WHAT YOU NEED TO DO: Render the material again word for word, skipping the pictures in it.

══ PROVIDED ENTRIES ══

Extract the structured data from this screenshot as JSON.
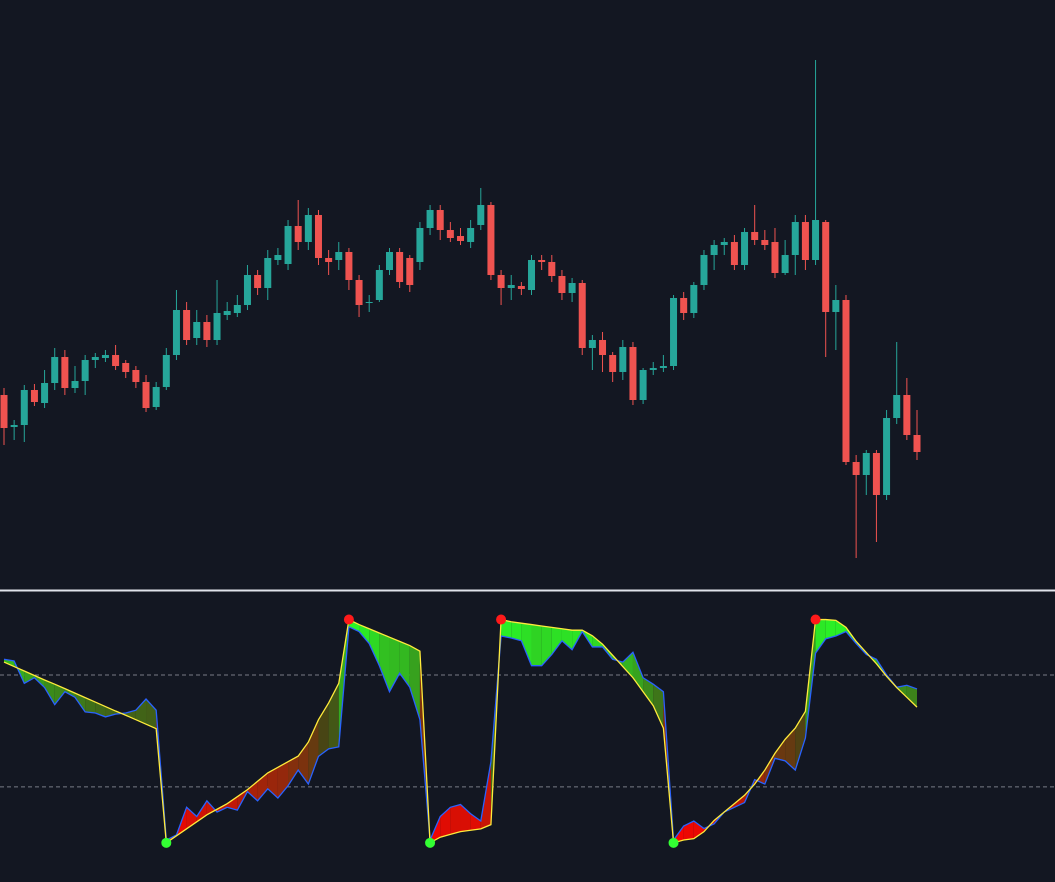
{
  "chart_data": [
    {
      "type": "candlestick",
      "up_color": "#26a69a",
      "down_color": "#ef5350",
      "ylim": [
        10,
        600
      ],
      "open": [
        205,
        173,
        175,
        210,
        197,
        217,
        243,
        212,
        219,
        240,
        242,
        245,
        237,
        230,
        218,
        193,
        213,
        245,
        290,
        262,
        278,
        260,
        285,
        287,
        295,
        325,
        312,
        340,
        336,
        374,
        358,
        385,
        342,
        340,
        348,
        320,
        297,
        300,
        330,
        348,
        342,
        338,
        372,
        390,
        370,
        364,
        358,
        375,
        395,
        325,
        312,
        314,
        310,
        340,
        338,
        324,
        307,
        317,
        252,
        260,
        245,
        228,
        253,
        200,
        230,
        232,
        234,
        302,
        287,
        315,
        345,
        355,
        358,
        335,
        368,
        360,
        358,
        327,
        345,
        378,
        340,
        378,
        288,
        300,
        138,
        125,
        147,
        105,
        182,
        205,
        165
      ],
      "high": [
        212,
        180,
        215,
        216,
        230,
        252,
        250,
        234,
        245,
        247,
        250,
        255,
        240,
        234,
        225,
        218,
        252,
        310,
        298,
        290,
        285,
        320,
        298,
        305,
        335,
        330,
        350,
        352,
        380,
        400,
        392,
        390,
        350,
        358,
        352,
        325,
        305,
        335,
        352,
        352,
        345,
        378,
        395,
        395,
        378,
        372,
        380,
        412,
        398,
        330,
        325,
        318,
        345,
        345,
        345,
        330,
        322,
        320,
        265,
        268,
        248,
        260,
        258,
        232,
        238,
        245,
        305,
        308,
        318,
        350,
        360,
        362,
        365,
        372,
        395,
        370,
        372,
        360,
        385,
        385,
        540,
        380,
        315,
        305,
        145,
        150,
        150,
        190,
        258,
        222,
        190
      ],
      "low": [
        155,
        160,
        158,
        194,
        192,
        210,
        205,
        207,
        205,
        232,
        238,
        230,
        222,
        212,
        188,
        190,
        210,
        240,
        255,
        255,
        253,
        255,
        280,
        283,
        290,
        305,
        300,
        335,
        330,
        350,
        350,
        335,
        325,
        330,
        310,
        283,
        288,
        298,
        325,
        312,
        308,
        330,
        365,
        360,
        358,
        355,
        352,
        370,
        320,
        295,
        300,
        305,
        305,
        330,
        318,
        300,
        298,
        245,
        230,
        228,
        218,
        220,
        195,
        196,
        225,
        228,
        230,
        280,
        282,
        310,
        330,
        345,
        330,
        330,
        355,
        350,
        322,
        325,
        325,
        330,
        335,
        243,
        250,
        135,
        42,
        105,
        58,
        100,
        176,
        160,
        140
      ],
      "close": [
        172,
        175,
        210,
        198,
        217,
        243,
        212,
        219,
        240,
        243,
        245,
        234,
        228,
        218,
        192,
        213,
        245,
        290,
        260,
        278,
        260,
        287,
        289,
        295,
        325,
        312,
        342,
        345,
        374,
        358,
        385,
        342,
        338,
        348,
        320,
        295,
        298,
        330,
        348,
        318,
        315,
        372,
        390,
        370,
        362,
        359,
        372,
        395,
        325,
        312,
        315,
        311,
        340,
        338,
        324,
        307,
        317,
        252,
        260,
        245,
        228,
        253,
        200,
        230,
        232,
        234,
        302,
        287,
        315,
        345,
        355,
        358,
        335,
        368,
        360,
        355,
        327,
        345,
        378,
        340,
        380,
        288,
        300,
        138,
        125,
        147,
        105,
        182,
        205,
        165,
        148
      ]
    },
    {
      "type": "oscillator",
      "ylim": [
        -4,
        100
      ],
      "levels": [
        30,
        70
      ],
      "series": [
        {
          "color": "#2962ff",
          "values": [
            75.6,
            75,
            67,
            69,
            65.5,
            59.4,
            64,
            62,
            56.8,
            56.4,
            55,
            56,
            56.4,
            57.4,
            61.4,
            57.4,
            11,
            12.8,
            22.7,
            19.4,
            25,
            21,
            22.7,
            21.7,
            28.3,
            25,
            29.3,
            26,
            30.4,
            36,
            31,
            40.9,
            43.6,
            44.3,
            87.2,
            85.5,
            81.2,
            73.3,
            64,
            70.6,
            65.6,
            54,
            11,
            19.4,
            22.7,
            23.7,
            20.4,
            17.8,
            39,
            83.9,
            83.2,
            82.2,
            73.3,
            73.3,
            77.3,
            82.2,
            79,
            85.5,
            80,
            80,
            75.6,
            74.6,
            78.1,
            69,
            66.7,
            64,
            11,
            16,
            17.8,
            15.1,
            16.8,
            21,
            22.7,
            24.4,
            32.6,
            31,
            40.2,
            39.3,
            36,
            47.5,
            77.8,
            82.9,
            83.9,
            85.5,
            81.2,
            77.3,
            75.6,
            70,
            65.6,
            66.3,
            65
          ]
        },
        {
          "color": "#ffeb3b",
          "values": [
            74.6,
            73.0,
            71.4,
            69.8,
            68.2,
            66.7,
            65.1,
            63.5,
            61.9,
            60.3,
            58.7,
            57.1,
            55.6,
            54.0,
            52.4,
            50.8,
            10,
            12.5,
            15,
            17.5,
            20,
            22,
            24,
            26.5,
            29,
            32,
            35,
            37,
            39,
            41,
            46,
            54,
            60,
            67,
            89.8,
            88,
            86.5,
            85,
            83.5,
            82,
            80.5,
            78.5,
            10,
            12,
            13,
            14,
            14.5,
            15,
            16.5,
            89.8,
            89,
            88.5,
            88,
            87.5,
            87,
            86.5,
            86,
            86,
            84,
            81,
            77,
            73,
            69,
            64,
            59,
            51,
            10,
            11,
            11.5,
            14,
            18,
            21,
            24,
            27,
            31,
            36,
            42,
            47,
            51,
            57,
            89.8,
            89.8,
            89.5,
            87,
            82,
            78,
            74,
            69.5,
            65.5,
            62,
            58.5
          ]
        }
      ],
      "pivot_highs": [
        34,
        49,
        80
      ],
      "pivot_lows": [
        16,
        42,
        66
      ],
      "pivot_high_color": "#ff1a1a",
      "pivot_low_color": "#33ff33"
    }
  ]
}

═══

FINISHED ANSWER:
Extract the structured data from this screenshot as JSON.
{
  "chart_data": [
    {
      "type": "candlestick",
      "up_color": "#26a69a",
      "down_color": "#ef5350",
      "ylim": [
        10,
        600
      ],
      "open": [
        205,
        173,
        175,
        210,
        197,
        217,
        243,
        212,
        219,
        240,
        242,
        245,
        237,
        230,
        218,
        193,
        213,
        245,
        290,
        262,
        278,
        260,
        285,
        287,
        295,
        325,
        312,
        340,
        336,
        374,
        358,
        385,
        342,
        340,
        348,
        320,
        297,
        300,
        330,
        348,
        342,
        338,
        372,
        390,
        370,
        364,
        358,
        375,
        395,
        325,
        312,
        314,
        310,
        340,
        338,
        324,
        307,
        317,
        252,
        260,
        245,
        228,
        253,
        200,
        230,
        232,
        234,
        302,
        287,
        315,
        345,
        355,
        358,
        335,
        368,
        360,
        358,
        327,
        345,
        378,
        340,
        378,
        288,
        300,
        138,
        125,
        147,
        105,
        182,
        205,
        165
      ],
      "high": [
        212,
        180,
        215,
        216,
        230,
        252,
        250,
        234,
        245,
        247,
        250,
        255,
        240,
        234,
        225,
        218,
        252,
        310,
        298,
        290,
        285,
        320,
        298,
        305,
        335,
        330,
        350,
        352,
        380,
        400,
        392,
        390,
        350,
        358,
        352,
        325,
        305,
        335,
        352,
        352,
        345,
        378,
        395,
        395,
        378,
        372,
        380,
        412,
        398,
        330,
        325,
        318,
        345,
        345,
        345,
        330,
        322,
        320,
        265,
        268,
        248,
        260,
        258,
        232,
        238,
        245,
        305,
        308,
        318,
        350,
        360,
        362,
        365,
        372,
        395,
        370,
        372,
        360,
        385,
        385,
        540,
        380,
        315,
        305,
        145,
        150,
        150,
        190,
        258,
        222,
        190
      ],
      "low": [
        155,
        160,
        158,
        194,
        192,
        210,
        205,
        207,
        205,
        232,
        238,
        230,
        222,
        212,
        188,
        190,
        210,
        240,
        255,
        255,
        253,
        255,
        280,
        283,
        290,
        305,
        300,
        335,
        330,
        350,
        350,
        335,
        325,
        330,
        310,
        283,
        288,
        298,
        325,
        312,
        308,
        330,
        365,
        360,
        358,
        355,
        352,
        370,
        320,
        295,
        300,
        305,
        305,
        330,
        318,
        300,
        298,
        245,
        230,
        228,
        218,
        220,
        195,
        196,
        225,
        228,
        230,
        280,
        282,
        310,
        330,
        345,
        330,
        330,
        355,
        350,
        322,
        325,
        325,
        330,
        335,
        243,
        250,
        135,
        42,
        105,
        58,
        100,
        176,
        160,
        140
      ],
      "close": [
        172,
        175,
        210,
        198,
        217,
        243,
        212,
        219,
        240,
        243,
        245,
        234,
        228,
        218,
        192,
        213,
        245,
        290,
        260,
        278,
        260,
        287,
        289,
        295,
        325,
        312,
        342,
        345,
        374,
        358,
        385,
        342,
        338,
        348,
        320,
        295,
        298,
        330,
        348,
        318,
        315,
        372,
        390,
        370,
        362,
        359,
        372,
        395,
        325,
        312,
        315,
        311,
        340,
        338,
        324,
        307,
        317,
        252,
        260,
        245,
        228,
        253,
        200,
        230,
        232,
        234,
        302,
        287,
        315,
        345,
        355,
        358,
        335,
        368,
        360,
        355,
        327,
        345,
        378,
        340,
        380,
        288,
        300,
        138,
        125,
        147,
        105,
        182,
        205,
        165,
        148
      ]
    },
    {
      "type": "oscillator",
      "ylim": [
        -4,
        100
      ],
      "levels": [
        30,
        70
      ],
      "series": [
        {
          "color": "#2962ff",
          "values": [
            75.6,
            75,
            67,
            69,
            65.5,
            59.4,
            64,
            62,
            56.8,
            56.4,
            55,
            56,
            56.4,
            57.4,
            61.4,
            57.4,
            11,
            12.8,
            22.7,
            19.4,
            25,
            21,
            22.7,
            21.7,
            28.3,
            25,
            29.3,
            26,
            30.4,
            36,
            31,
            40.9,
            43.6,
            44.3,
            87.2,
            85.5,
            81.2,
            73.3,
            64,
            70.6,
            65.6,
            54,
            11,
            19.4,
            22.7,
            23.7,
            20.4,
            17.8,
            39,
            83.9,
            83.2,
            82.2,
            73.3,
            73.3,
            77.3,
            82.2,
            79,
            85.5,
            80,
            80,
            75.6,
            74.6,
            78.1,
            69,
            66.7,
            64,
            11,
            16,
            17.8,
            15.1,
            16.8,
            21,
            22.7,
            24.4,
            32.6,
            31,
            40.2,
            39.3,
            36,
            47.5,
            77.8,
            82.9,
            83.9,
            85.5,
            81.2,
            77.3,
            75.6,
            70,
            65.6,
            66.3,
            65
          ]
        },
        {
          "color": "#ffeb3b",
          "values": [
            74.6,
            73.0,
            71.4,
            69.8,
            68.2,
            66.7,
            65.1,
            63.5,
            61.9,
            60.3,
            58.7,
            57.1,
            55.6,
            54.0,
            52.4,
            50.8,
            10,
            12.5,
            15,
            17.5,
            20,
            22,
            24,
            26.5,
            29,
            32,
            35,
            37,
            39,
            41,
            46,
            54,
            60,
            67,
            89.8,
            88,
            86.5,
            85,
            83.5,
            82,
            80.5,
            78.5,
            10,
            12,
            13,
            14,
            14.5,
            15,
            16.5,
            89.8,
            89,
            88.5,
            88,
            87.5,
            87,
            86.5,
            86,
            86,
            84,
            81,
            77,
            73,
            69,
            64,
            59,
            51,
            10,
            11,
            11.5,
            14,
            18,
            21,
            24,
            27,
            31,
            36,
            42,
            47,
            51,
            57,
            89.8,
            89.8,
            89.5,
            87,
            82,
            78,
            74,
            69.5,
            65.5,
            62,
            58.5
          ]
        }
      ],
      "pivot_highs": [
        34,
        49,
        80
      ],
      "pivot_lows": [
        16,
        42,
        66
      ],
      "pivot_high_color": "#ff1a1a",
      "pivot_low_color": "#33ff33"
    }
  ]
}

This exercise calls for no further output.